> _GIVEN RECORDS_:

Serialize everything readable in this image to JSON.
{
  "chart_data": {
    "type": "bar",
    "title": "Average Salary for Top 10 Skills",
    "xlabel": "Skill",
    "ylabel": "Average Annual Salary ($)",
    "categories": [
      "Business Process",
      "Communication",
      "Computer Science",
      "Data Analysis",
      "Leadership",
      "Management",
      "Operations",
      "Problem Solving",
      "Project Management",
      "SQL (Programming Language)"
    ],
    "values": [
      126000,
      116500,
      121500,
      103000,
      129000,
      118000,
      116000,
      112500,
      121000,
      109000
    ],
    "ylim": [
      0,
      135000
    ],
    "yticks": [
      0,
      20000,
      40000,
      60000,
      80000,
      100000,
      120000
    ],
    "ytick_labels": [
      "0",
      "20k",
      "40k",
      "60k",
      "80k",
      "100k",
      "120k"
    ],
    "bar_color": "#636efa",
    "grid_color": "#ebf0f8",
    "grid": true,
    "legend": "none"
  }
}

> _REQUIRED WORK_: Quote the whole listing above, leaving nothing out.

> _THE SOLUTION_:
Serialize everything readable in this image to JSON.
{
  "chart_data": {
    "type": "bar",
    "title": "Average Salary for Top 10 Skills",
    "xlabel": "Skill",
    "ylabel": "Average Annual Salary ($)",
    "categories": [
      "Business Process",
      "Communication",
      "Computer Science",
      "Data Analysis",
      "Leadership",
      "Management",
      "Operations",
      "Problem Solving",
      "Project Management",
      "SQL (Programming Language)"
    ],
    "values": [
      126000,
      116500,
      121500,
      103000,
      129000,
      118000,
      116000,
      112500,
      121000,
      109000
    ],
    "ylim": [
      0,
      135000
    ],
    "yticks": [
      0,
      20000,
      40000,
      60000,
      80000,
      100000,
      120000
    ],
    "ytick_labels": [
      "0",
      "20k",
      "40k",
      "60k",
      "80k",
      "100k",
      "120k"
    ],
    "bar_color": "#636efa",
    "grid_color": "#ebf0f8",
    "grid": true,
    "legend": "none"
  }
}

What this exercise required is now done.